-------- MATERIAL PROVIDED
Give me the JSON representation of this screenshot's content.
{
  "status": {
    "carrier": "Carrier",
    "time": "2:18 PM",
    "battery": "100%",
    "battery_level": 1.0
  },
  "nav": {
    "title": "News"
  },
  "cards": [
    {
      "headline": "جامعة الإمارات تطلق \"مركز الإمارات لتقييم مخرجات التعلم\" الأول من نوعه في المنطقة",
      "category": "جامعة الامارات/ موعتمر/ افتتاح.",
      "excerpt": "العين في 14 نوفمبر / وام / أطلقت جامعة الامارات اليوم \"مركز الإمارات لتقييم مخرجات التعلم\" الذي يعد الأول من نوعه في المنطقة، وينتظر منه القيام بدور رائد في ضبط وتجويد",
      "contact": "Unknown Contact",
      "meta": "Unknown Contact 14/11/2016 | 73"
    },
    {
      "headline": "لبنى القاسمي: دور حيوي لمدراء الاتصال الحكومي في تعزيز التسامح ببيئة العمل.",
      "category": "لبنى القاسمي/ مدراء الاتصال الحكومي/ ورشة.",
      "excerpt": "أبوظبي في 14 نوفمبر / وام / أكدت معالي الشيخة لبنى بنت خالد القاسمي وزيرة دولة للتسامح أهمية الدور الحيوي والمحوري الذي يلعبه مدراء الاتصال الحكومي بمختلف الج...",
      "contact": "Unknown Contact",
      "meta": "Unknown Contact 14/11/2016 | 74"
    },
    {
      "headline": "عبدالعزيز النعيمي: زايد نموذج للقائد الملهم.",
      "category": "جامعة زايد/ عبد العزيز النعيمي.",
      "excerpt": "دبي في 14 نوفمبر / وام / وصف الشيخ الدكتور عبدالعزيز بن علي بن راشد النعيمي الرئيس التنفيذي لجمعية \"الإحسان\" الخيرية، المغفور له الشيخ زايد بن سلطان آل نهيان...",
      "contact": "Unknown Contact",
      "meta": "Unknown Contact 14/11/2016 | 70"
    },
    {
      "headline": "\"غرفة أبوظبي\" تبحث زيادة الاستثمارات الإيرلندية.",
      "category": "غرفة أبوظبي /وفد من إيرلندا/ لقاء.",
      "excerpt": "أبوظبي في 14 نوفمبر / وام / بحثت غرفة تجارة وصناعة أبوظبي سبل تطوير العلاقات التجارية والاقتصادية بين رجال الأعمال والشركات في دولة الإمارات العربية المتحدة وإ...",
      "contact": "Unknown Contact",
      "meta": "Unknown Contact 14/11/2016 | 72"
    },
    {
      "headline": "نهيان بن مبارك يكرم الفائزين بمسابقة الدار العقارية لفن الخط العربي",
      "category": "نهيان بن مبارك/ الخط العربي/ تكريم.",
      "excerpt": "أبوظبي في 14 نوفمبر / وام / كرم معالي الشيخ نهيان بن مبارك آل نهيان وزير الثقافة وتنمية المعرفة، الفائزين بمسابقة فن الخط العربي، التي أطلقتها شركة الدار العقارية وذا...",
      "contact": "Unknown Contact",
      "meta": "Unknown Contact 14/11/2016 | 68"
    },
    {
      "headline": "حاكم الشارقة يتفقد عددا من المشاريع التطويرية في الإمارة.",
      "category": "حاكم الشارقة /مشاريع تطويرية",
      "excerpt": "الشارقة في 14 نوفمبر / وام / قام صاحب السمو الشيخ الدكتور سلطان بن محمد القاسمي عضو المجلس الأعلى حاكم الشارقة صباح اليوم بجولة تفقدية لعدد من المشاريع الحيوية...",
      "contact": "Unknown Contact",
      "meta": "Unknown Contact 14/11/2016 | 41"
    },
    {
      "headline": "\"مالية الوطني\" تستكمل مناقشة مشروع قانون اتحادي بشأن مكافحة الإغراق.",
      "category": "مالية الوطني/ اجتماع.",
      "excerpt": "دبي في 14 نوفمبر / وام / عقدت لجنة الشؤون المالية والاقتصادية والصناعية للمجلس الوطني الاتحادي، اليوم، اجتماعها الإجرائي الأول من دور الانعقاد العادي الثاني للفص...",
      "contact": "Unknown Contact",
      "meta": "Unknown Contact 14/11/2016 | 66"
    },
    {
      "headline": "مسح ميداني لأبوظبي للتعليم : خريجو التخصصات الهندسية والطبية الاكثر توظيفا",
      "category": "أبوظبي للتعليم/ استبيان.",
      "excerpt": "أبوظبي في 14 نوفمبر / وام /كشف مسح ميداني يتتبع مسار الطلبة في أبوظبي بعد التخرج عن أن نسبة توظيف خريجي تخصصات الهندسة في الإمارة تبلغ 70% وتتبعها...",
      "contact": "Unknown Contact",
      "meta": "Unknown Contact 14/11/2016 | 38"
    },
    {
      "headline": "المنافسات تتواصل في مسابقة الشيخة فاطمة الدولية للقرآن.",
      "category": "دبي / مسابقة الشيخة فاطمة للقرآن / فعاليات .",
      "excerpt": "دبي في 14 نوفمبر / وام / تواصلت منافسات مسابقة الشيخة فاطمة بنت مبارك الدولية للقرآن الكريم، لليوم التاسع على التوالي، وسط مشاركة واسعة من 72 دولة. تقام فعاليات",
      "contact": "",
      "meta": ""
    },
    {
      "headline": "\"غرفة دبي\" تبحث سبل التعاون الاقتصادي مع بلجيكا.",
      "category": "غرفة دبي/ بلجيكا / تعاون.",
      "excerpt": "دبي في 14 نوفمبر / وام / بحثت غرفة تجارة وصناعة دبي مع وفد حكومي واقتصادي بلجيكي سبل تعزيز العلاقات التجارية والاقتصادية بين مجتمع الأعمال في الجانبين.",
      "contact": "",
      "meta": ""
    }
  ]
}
----------------
• [TASK GOAL]: Search the records above for the string "للتعليم". Copy every line that contains it.

• [RESULT BELOW]:
      "headline": "مسح ميداني لأبوظبي للتعليم : خريجو التخصصات الهندسية والطبية الاكثر توظيفا",
      "category": "أبوظبي للتعليم/ استبيان.",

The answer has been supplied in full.